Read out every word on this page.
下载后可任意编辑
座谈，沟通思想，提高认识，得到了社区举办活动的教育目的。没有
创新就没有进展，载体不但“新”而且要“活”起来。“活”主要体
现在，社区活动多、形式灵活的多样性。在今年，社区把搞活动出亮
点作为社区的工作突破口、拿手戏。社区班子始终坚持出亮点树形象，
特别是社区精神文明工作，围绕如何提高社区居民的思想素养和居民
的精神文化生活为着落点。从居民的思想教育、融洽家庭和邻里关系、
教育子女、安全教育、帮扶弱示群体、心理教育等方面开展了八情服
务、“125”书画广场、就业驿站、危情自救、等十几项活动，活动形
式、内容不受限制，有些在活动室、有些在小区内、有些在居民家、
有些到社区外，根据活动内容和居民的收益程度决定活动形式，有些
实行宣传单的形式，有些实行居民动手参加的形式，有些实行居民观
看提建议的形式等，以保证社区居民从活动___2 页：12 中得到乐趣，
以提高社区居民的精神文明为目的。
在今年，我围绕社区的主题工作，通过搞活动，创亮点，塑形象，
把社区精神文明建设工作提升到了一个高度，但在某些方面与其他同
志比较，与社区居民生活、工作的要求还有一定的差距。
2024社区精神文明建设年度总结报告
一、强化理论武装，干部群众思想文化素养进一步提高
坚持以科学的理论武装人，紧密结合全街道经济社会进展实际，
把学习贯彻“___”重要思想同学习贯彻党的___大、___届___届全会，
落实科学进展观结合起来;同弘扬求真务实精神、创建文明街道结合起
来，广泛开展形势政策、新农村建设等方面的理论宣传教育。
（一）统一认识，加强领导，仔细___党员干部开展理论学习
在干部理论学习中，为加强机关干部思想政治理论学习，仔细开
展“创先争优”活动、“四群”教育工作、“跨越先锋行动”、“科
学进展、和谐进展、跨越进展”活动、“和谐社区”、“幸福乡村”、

● ● ● ● ●

> _Problem description_
Repeat the lines above exactly.

> _Solution to this exercise_
Read out every word on this page.
下载后可任意编辑
座谈，沟通思想，提高认识，得到了社区举办活动的教育目的。没有
创新就没有进展，载体不但“新”而且要“活”起来。“活”主要体
现在，社区活动多、形式灵活的多样性。在今年，社区把搞活动出亮
点作为社区的工作突破口、拿手戏。社区班子始终坚持出亮点树形象，
特别是社区精神文明工作，围绕如何提高社区居民的思想素养和居民
的精神文化生活为着落点。从居民的思想教育、融洽家庭和邻里关系、
教育子女、安全教育、帮扶弱示群体、心理教育等方面开展了八情服
务、“125”书画广场、就业驿站、危情自救、等十几项活动，活动形
式、内容不受限制，有些在活动室、有些在小区内、有些在居民家、
有些到社区外，根据活动内容和居民的收益程度决定活动形式，有些
实行宣传单的形式，有些实行居民动手参加的形式，有些实行居民观
看提建议的形式等，以保证社区居民从活动___2 页：12 中得到乐趣，
以提高社区居民的精神文明为目的。
在今年，我围绕社区的主题工作，通过搞活动，创亮点，塑形象，
把社区精神文明建设工作提升到了一个高度，但在某些方面与其他同
志比较，与社区居民生活、工作的要求还有一定的差距。
2024社区精神文明建设年度总结报告
一、强化理论武装，干部群众思想文化素养进一步提高
坚持以科学的理论武装人，紧密结合全街道经济社会进展实际，
把学习贯彻“___”重要思想同学习贯彻党的___大、___届___届全会，
落实科学进展观结合起来;同弘扬求真务实精神、创建文明街道结合起
来，广泛开展形势政策、新农村建设等方面的理论宣传教育。
（一）统一认识，加强领导，仔细___党员干部开展理论学习
在干部理论学习中，为加强机关干部思想政治理论学习，仔细开
展“创先争优”活动、“四群”教育工作、“跨越先锋行动”、“科
学进展、和谐进展、跨越进展”活动、“和谐社区”、“幸福乡村”、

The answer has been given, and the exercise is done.